WHAT THE TASK ASKS | From the records below, pull each line that has "this".

ENTRIES SHOWN |
--------
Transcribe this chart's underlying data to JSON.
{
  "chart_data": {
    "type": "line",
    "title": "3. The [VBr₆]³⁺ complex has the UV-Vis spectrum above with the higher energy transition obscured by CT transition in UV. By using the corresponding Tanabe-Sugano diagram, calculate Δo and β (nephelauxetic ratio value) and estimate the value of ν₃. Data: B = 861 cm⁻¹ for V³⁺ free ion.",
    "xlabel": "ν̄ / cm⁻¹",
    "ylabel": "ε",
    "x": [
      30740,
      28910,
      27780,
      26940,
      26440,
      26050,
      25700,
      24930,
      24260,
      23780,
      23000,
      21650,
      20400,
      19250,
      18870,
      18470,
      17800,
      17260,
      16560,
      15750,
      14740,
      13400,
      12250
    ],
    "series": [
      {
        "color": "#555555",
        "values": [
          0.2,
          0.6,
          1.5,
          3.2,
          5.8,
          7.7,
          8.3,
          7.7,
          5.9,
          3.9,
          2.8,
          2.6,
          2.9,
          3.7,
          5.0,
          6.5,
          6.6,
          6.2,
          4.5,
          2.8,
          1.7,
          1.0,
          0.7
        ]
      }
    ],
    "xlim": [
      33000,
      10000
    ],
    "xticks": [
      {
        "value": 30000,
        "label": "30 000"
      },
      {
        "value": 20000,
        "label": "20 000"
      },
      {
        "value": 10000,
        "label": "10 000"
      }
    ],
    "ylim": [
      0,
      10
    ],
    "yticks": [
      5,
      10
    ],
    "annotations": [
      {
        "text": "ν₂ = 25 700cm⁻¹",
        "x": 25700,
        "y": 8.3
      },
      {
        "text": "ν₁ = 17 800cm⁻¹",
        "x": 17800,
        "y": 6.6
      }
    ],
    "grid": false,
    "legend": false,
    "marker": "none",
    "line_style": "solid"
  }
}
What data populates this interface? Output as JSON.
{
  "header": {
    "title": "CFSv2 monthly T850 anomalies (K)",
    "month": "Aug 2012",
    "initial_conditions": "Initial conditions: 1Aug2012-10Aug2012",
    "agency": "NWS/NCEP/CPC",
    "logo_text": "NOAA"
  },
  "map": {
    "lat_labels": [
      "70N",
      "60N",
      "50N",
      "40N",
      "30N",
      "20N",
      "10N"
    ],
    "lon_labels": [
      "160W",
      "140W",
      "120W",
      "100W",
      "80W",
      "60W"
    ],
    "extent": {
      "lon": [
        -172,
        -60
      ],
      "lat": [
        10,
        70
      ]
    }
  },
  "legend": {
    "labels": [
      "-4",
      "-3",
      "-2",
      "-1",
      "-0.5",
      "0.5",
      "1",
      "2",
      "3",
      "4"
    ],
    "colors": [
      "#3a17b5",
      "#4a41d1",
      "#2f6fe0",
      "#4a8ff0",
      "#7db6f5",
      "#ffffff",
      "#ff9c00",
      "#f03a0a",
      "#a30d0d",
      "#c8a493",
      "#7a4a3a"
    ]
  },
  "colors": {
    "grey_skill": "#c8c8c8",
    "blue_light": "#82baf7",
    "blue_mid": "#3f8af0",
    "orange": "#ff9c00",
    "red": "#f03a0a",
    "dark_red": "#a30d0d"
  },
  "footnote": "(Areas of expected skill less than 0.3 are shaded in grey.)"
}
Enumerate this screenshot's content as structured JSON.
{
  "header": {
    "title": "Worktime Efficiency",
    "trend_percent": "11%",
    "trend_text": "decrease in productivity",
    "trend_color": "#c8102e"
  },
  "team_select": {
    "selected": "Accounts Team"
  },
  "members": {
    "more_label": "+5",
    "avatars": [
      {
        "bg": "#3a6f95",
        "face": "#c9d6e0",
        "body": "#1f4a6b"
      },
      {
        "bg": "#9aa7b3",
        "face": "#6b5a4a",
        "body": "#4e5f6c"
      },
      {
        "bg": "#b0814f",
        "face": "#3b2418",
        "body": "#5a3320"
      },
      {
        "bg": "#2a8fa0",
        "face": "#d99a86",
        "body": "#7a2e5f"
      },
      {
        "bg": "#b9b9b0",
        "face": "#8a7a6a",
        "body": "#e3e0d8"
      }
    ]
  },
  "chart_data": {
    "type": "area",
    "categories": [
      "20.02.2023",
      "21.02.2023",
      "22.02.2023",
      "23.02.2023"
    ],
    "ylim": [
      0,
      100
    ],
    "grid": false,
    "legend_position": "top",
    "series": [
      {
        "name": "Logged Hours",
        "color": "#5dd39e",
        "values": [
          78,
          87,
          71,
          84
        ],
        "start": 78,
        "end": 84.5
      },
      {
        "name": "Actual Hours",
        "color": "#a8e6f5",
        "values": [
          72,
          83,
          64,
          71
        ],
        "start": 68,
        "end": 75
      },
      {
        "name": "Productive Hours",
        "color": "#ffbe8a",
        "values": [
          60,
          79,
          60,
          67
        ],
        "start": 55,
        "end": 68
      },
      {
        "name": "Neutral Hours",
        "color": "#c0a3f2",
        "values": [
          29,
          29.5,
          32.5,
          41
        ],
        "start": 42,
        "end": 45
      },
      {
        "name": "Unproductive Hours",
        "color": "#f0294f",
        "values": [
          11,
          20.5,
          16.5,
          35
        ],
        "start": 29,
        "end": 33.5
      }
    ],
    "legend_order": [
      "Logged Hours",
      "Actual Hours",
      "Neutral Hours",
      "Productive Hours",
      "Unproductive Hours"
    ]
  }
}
--------
RESPONSE |
Transcribe this chart's underlying data to JSON.
What data populates this interface? Output as JSON.
Enumerate this screenshot's content as structured JSON.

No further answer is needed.